◆ **Supplied entries**:
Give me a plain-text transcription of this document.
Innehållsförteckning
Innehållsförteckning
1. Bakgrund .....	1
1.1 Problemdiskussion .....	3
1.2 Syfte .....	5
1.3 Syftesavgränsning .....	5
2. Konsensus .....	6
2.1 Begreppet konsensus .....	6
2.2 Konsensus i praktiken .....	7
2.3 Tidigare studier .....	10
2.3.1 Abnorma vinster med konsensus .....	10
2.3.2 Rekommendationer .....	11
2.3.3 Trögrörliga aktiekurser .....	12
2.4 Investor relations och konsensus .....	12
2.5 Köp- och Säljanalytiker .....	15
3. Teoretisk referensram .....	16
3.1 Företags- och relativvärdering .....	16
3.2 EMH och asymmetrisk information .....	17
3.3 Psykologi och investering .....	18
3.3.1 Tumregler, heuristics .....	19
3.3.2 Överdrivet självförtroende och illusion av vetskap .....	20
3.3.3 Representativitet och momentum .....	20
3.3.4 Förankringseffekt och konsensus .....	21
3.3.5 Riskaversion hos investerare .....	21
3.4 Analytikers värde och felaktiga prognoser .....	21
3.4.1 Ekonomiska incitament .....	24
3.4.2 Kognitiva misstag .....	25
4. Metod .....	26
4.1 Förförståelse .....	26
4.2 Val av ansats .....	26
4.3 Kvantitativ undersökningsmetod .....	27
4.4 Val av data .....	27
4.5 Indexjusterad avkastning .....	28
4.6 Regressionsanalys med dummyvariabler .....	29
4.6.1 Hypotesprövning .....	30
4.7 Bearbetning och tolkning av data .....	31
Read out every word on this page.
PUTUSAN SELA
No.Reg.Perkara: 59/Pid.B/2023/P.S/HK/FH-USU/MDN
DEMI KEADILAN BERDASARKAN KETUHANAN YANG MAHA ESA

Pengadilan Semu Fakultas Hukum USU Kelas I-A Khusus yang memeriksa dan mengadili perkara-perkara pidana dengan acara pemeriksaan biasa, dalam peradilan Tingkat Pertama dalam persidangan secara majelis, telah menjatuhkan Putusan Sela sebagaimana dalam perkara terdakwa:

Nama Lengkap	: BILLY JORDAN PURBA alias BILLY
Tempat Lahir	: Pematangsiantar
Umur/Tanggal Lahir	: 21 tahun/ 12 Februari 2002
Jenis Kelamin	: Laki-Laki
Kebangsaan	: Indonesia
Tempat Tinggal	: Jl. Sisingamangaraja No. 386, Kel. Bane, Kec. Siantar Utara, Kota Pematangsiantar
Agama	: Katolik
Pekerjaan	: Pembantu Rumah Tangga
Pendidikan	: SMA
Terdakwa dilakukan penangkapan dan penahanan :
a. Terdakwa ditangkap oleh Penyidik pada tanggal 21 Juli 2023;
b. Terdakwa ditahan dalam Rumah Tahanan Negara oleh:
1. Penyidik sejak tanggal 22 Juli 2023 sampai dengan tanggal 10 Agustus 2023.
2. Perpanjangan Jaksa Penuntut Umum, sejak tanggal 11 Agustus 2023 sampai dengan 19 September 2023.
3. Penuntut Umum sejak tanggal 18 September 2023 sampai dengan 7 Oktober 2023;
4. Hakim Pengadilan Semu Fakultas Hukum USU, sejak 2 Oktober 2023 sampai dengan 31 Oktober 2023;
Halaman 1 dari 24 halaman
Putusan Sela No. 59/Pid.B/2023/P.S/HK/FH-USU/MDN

◆ **Problem**: Please repeat all the records above exactly as they appear.

◆ **Task response**:
Give me a plain-text transcription of this document.
Innehållsförteckning
Innehållsförteckning
1. Bakgrund .....	1
1.1 Problemdiskussion .....	3
1.2 Syfte .....	5
1.3 Syftesavgränsning .....	5
2. Konsensus .....	6
2.1 Begreppet konsensus .....	6
2.2 Konsensus i praktiken .....	7
2.3 Tidigare studier .....	10
2.3.1 Abnorma vinster med konsensus .....	10
2.3.2 Rekommendationer .....	11
2.3.3 Trögrörliga aktiekurser .....	12
2.4 Investor relations och konsensus .....	12
2.5 Köp- och Säljanalytiker .....	15
3. Teoretisk referensram .....	16
3.1 Företags- och relativvärdering .....	16
3.2 EMH och asymmetrisk information .....	17
3.3 Psykologi och investering .....	18
3.3.1 Tumregler, heuristics .....	19
3.3.2 Överdrivet självförtroende och illusion av vetskap .....	20
3.3.3 Representativitet och momentum .....	20
3.3.4 Förankringseffekt och konsensus .....	21
3.3.5 Riskaversion hos investerare .....	21
3.4 Analytikers värde och felaktiga prognoser .....	21
3.4.1 Ekonomiska incitament .....	24
3.4.2 Kognitiva misstag .....	25
4. Metod .....	26
4.1 Förförståelse .....	26
4.2 Val av ansats .....	26
4.3 Kvantitativ undersökningsmetod .....	27
4.4 Val av data .....	27
4.5 Indexjusterad avkastning .....	28
4.6 Regressionsanalys med dummyvariabler .....	29
4.6.1 Hypotesprövning .....	30
4.7 Bearbetning och tolkning av data .....	31
Read out every word on this page.
PUTUSAN SELA
No.Reg.Perkara: 59/Pid.B/2023/P.S/HK/FH-USU/MDN
DEMI KEADILAN BERDASARKAN KETUHANAN YANG MAHA ESA

Pengadilan Semu Fakultas Hukum USU Kelas I-A Khusus yang memeriksa dan mengadili perkara-perkara pidana dengan acara pemeriksaan biasa, dalam peradilan Tingkat Pertama dalam persidangan secara majelis, telah menjatuhkan Putusan Sela sebagaimana dalam perkara terdakwa:

Nama Lengkap	: BILLY JORDAN PURBA alias BILLY
Tempat Lahir	: Pematangsiantar
Umur/Tanggal Lahir	: 21 tahun/ 12 Februari 2002
Jenis Kelamin	: Laki-Laki
Kebangsaan	: Indonesia
Tempat Tinggal	: Jl. Sisingamangaraja No. 386, Kel. Bane, Kec. Siantar Utara, Kota Pematangsiantar
Agama	: Katolik
Pekerjaan	: Pembantu Rumah Tangga
Pendidikan	: SMA
Terdakwa dilakukan penangkapan dan penahanan :
a. Terdakwa ditangkap oleh Penyidik pada tanggal 21 Juli 2023;
b. Terdakwa ditahan dalam Rumah Tahanan Negara oleh:
1. Penyidik sejak tanggal 22 Juli 2023 sampai dengan tanggal 10 Agustus 2023.
2. Perpanjangan Jaksa Penuntut Umum, sejak tanggal 11 Agustus 2023 sampai dengan 19 September 2023.
3. Penuntut Umum sejak tanggal 18 September 2023 sampai dengan 7 Oktober 2023;
4. Hakim Pengadilan Semu Fakultas Hukum USU, sejak 2 Oktober 2023 sampai dengan 31 Oktober 2023;
Halaman 1 dari 24 halaman
Putusan Sela No. 59/Pid.B/2023/P.S/HK/FH-USU/MDN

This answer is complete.